TEXTO EXTRAÍDO =
· · · · · · ·

Es importante subrayar un detalle. Lo mismo que pasaba con Maradona en los equipos donde jugó, Ruggeri acabó bien con todos sus compañeros. Se lleva, incluso actualmente, bien con todos sus excompañeros blancos, que nunca ha sido muy fácil, y los visita cuando viene a Madrid. Pero eso es lo de menos, lo jugoso son los criterios profesionales con los que fue dirigida esa plantilla, de los que da buena cuenta otra anécdota sobre Toshack:
Íbamos a Bilbao, donde te tiraban centros por todos los lados, allí solo sabían cabecear y cabecear. Le dije que en esa situación deberíamos tirar el fuera de juego. Yo lo sabía todo sobre eso de todos los entrenadores que ya había tenido. Hablé con él: «Aquí hacemos el fuera de juego y les dejamos en todas». Y me contestó: «Practíquelo usted». ¡No quería entrenarlo! Así que lo practicamos nosotros y lo hicimos.
Ese era el ambientazo. Por eso no es de extrañar que cuando ganaran la Liga, la de los récords, solo Ruggeri quisiera dar la vuelta al campo: «Los del Madrid se metieron todos adentro y me dejaron solo, era porque ya habían sido cinco veces campeones». Este es el fútbol frío y sin alma que se encontró Ruggeri en el Real Madrid por muchos récords que batiera ese equipo en su quinta liga ochentera consecutiva.

· · · · · · ·

REGISTROS DE DATOS =
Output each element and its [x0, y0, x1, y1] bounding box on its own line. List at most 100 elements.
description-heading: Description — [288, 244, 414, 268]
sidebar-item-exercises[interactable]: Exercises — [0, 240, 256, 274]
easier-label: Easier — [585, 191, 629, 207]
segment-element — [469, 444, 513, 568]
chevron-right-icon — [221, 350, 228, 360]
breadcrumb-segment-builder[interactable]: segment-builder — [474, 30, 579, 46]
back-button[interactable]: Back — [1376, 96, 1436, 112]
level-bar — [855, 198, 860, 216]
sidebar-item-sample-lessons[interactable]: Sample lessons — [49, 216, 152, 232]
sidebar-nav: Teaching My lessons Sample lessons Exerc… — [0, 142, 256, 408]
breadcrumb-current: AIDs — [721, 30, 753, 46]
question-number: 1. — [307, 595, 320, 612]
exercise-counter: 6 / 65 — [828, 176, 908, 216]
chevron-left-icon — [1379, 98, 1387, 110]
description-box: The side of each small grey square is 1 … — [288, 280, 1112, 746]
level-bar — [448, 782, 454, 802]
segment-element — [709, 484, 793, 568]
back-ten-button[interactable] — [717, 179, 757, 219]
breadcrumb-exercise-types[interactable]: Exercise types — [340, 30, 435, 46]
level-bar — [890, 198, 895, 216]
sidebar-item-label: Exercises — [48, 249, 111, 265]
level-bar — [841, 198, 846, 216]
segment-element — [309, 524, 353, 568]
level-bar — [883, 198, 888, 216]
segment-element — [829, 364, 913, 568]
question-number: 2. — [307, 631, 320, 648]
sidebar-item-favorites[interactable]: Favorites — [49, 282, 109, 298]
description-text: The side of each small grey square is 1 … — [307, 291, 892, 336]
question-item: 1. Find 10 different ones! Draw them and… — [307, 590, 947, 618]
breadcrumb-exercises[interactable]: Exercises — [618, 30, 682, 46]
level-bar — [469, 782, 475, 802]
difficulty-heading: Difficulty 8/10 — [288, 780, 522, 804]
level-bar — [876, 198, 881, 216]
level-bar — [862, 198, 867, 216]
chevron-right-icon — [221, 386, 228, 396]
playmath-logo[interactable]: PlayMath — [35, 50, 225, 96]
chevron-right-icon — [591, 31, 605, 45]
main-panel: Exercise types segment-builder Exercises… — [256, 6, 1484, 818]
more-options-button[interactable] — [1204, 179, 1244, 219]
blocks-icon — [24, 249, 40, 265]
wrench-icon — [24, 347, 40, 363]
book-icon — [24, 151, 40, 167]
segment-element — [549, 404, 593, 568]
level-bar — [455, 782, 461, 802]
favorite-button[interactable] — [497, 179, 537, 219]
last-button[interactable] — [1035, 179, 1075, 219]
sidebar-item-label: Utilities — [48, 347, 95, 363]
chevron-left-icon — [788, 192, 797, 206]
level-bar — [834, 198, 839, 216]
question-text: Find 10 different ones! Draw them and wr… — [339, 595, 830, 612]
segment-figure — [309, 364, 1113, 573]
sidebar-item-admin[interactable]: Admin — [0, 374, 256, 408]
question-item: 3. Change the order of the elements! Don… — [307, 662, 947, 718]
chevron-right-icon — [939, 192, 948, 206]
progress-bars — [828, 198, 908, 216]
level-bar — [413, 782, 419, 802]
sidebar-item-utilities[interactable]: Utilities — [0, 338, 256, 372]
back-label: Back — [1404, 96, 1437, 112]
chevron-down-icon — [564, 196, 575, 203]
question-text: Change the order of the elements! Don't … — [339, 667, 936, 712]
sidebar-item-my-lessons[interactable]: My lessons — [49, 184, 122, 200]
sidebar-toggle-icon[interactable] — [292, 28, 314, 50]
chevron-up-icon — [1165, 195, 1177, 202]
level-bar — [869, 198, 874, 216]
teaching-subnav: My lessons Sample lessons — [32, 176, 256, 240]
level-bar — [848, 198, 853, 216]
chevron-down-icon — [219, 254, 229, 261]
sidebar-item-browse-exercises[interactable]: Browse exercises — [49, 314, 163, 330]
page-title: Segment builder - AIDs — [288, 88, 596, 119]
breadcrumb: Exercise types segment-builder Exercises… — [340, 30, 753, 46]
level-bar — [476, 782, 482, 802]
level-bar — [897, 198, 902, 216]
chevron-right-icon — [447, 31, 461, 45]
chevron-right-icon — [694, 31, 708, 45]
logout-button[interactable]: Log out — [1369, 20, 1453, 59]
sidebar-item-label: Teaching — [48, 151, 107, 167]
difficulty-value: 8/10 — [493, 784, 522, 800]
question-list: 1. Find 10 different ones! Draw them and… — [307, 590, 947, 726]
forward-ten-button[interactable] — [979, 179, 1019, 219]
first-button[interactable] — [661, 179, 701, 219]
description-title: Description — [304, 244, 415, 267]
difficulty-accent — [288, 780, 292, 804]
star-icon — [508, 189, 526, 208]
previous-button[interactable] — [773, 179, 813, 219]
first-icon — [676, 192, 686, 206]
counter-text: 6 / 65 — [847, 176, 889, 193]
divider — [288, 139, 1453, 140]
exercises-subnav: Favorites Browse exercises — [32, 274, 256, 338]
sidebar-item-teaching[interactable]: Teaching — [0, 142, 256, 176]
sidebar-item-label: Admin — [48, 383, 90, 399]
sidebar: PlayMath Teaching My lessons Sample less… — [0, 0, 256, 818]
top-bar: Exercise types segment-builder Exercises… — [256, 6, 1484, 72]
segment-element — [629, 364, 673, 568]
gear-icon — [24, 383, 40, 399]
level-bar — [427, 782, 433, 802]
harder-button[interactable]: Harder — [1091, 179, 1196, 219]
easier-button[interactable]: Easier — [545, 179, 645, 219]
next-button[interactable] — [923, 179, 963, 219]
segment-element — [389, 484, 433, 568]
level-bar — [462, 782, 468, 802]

· · · · · · ·

INSTRUCCIONES =
• a. En el texto sobre Ruggeri en el Real Madrid, ¿quién fue el único que quiso dar la vuelta al campo tras ganar la Liga?
• b. Repite el fragmento del texto sobre Ruggeri en el Real Madrid que va desde "Es importante subrayar" hasta "y lo hicimos.", ambos incluidos.
• c. Continúa el texto sobre Ruggeri en el Real Madrid a partir del punto en que termina.

RESULTADOS DEL EJERCICIO =
• a. Ruggeri fue el único que quiso dar la vuelta al campo.

• b.
Es importante subrayar un detalle. Lo mismo que pasaba con Maradona en los equipos donde jugó, Ruggeri acabó bien con todos sus compañeros. Se lleva, incluso actualmente, bien con todos sus excompañeros blancos, que nunca ha sido muy fácil, y los visita cuando viene a Madrid. Pero eso es lo de menos, lo jugoso son los criterios profesionales con los que fue dirigida esa plantilla, de los que da buena cuenta otra anécdota sobre Toshack:
Íbamos a Bilbao, donde te tiraban centros por todos los lados, allí solo sabían cabecear y cabecear. Le dije que en esa situación deberíamos tirar el fuera de juego. Yo lo sabía todo sobre eso de todos los entrenadores que ya había tenido. Hablé con él: «Aquí hacemos el fuera de juego y les dejamos en todas». Y me contestó: «Practíquelo usted». ¡No quería entrenarlo! Así que lo practicamos nosotros y lo hicimos.

• c.
Tal vez sea exagerado tachar situaciones como la comentada como propias de un fútbol sin sangre, pero cuando uno escucha al argentino relatar qué le pasó cuando ganó la Liga con River después de haber jugado en Boca, alta traición, pues uno se lo piensa. Dice así:
Salimos campeones con River, y cuando volvía a casa vi a los bomberos, había también ambulancias, en la zona mía. Hasta que pude ver que mi casa estaba ardiendo. Habían prendido todo el portón del garaje, mis padres no podían salir. Tuvieron que venir los vecinos a apagarlo. Cuando todo se solucionó me fui a casa del Abuelo —líder de los aficionados de Boca—, era una carnicería, vivía con sus padres, y le pregunté «¿me quemaste la casa?». Dijo: «Mi gente no fue, fueron de Boca, pero no los míos, pero te lo voy a averiguar». Tiempo después me dijo que los que lo habían hecho volvían en un tren de no sé donde, en el techo, y se mataron en un puente.
Precioso todo.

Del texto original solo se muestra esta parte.